# TASK REQUIREMENTS
Make an exact copy of each entry, leaving out every picture.

(Stored entries)
···
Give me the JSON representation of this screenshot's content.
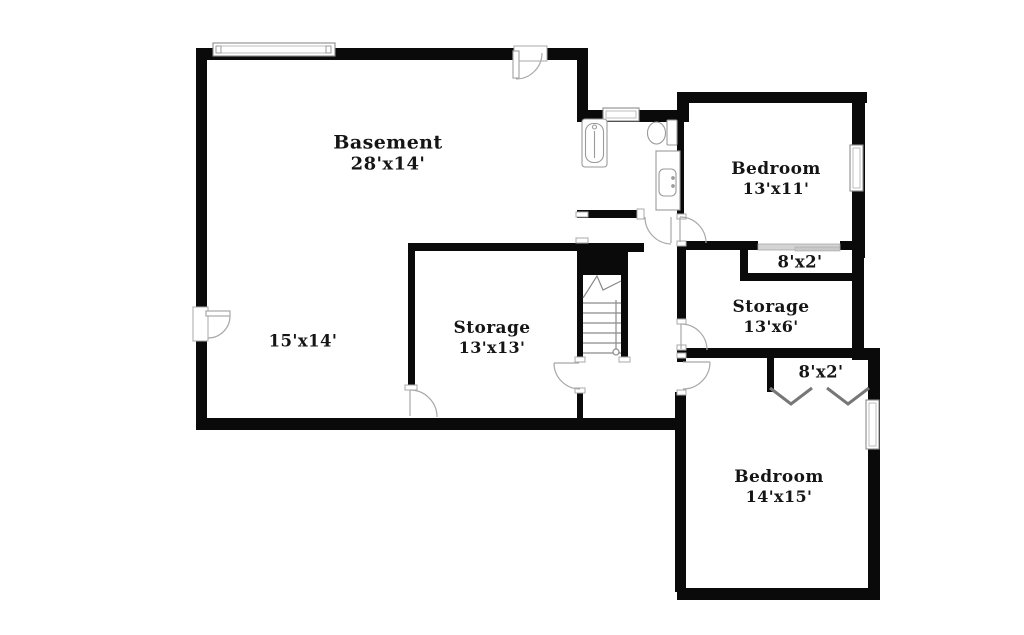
{
  "plan": {
    "title": "Basement floor plan",
    "colors": {
      "background": "#ffffff",
      "wall": "#0a0a0a",
      "door_arc": "#a8a8a8",
      "fixture": "#9a9a9a",
      "sliding_door": "#d4d4d4",
      "label_text": "#151515"
    },
    "rooms": [
      {
        "id": "basement",
        "name": "Basement",
        "dimensions": "28'x14'"
      },
      {
        "id": "area-15x14",
        "name": "",
        "dimensions": "15'x14'"
      },
      {
        "id": "storage-13x13",
        "name": "Storage",
        "dimensions": "13'x13'"
      },
      {
        "id": "bedroom-13x11",
        "name": "Bedroom",
        "dimensions": "13'x11'"
      },
      {
        "id": "closet-8x2-top",
        "name": "",
        "dimensions": "8'x2'"
      },
      {
        "id": "storage-13x6",
        "name": "Storage",
        "dimensions": "13'x6'"
      },
      {
        "id": "closet-8x2-bottom",
        "name": "",
        "dimensions": "8'x2'"
      },
      {
        "id": "bedroom-14x15",
        "name": "Bedroom",
        "dimensions": "14'x15'"
      }
    ]
  }
}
···
# IN RESPONSE
Give me the JSON representation of this screenshot's content.
{
  "plan": {
    "title": "Basement floor plan",
    "colors": {
      "background": "#ffffff",
      "wall": "#0a0a0a",
      "door_arc": "#a8a8a8",
      "fixture": "#9a9a9a",
      "sliding_door": "#d4d4d4",
      "label_text": "#151515"
    },
    "rooms": [
      {
        "id": "basement",
        "name": "Basement",
        "dimensions": "28'x14'"
      },
      {
        "id": "area-15x14",
        "name": "",
        "dimensions": "15'x14'"
      },
      {
        "id": "storage-13x13",
        "name": "Storage",
        "dimensions": "13'x13'"
      },
      {
        "id": "bedroom-13x11",
        "name": "Bedroom",
        "dimensions": "13'x11'"
      },
      {
        "id": "closet-8x2-top",
        "name": "",
        "dimensions": "8'x2'"
      },
      {
        "id": "storage-13x6",
        "name": "Storage",
        "dimensions": "13'x6'"
      },
      {
        "id": "closet-8x2-bottom",
        "name": "",
        "dimensions": "8'x2'"
      },
      {
        "id": "bedroom-14x15",
        "name": "Bedroom",
        "dimensions": "14'x15'"
      }
    ]
  }
}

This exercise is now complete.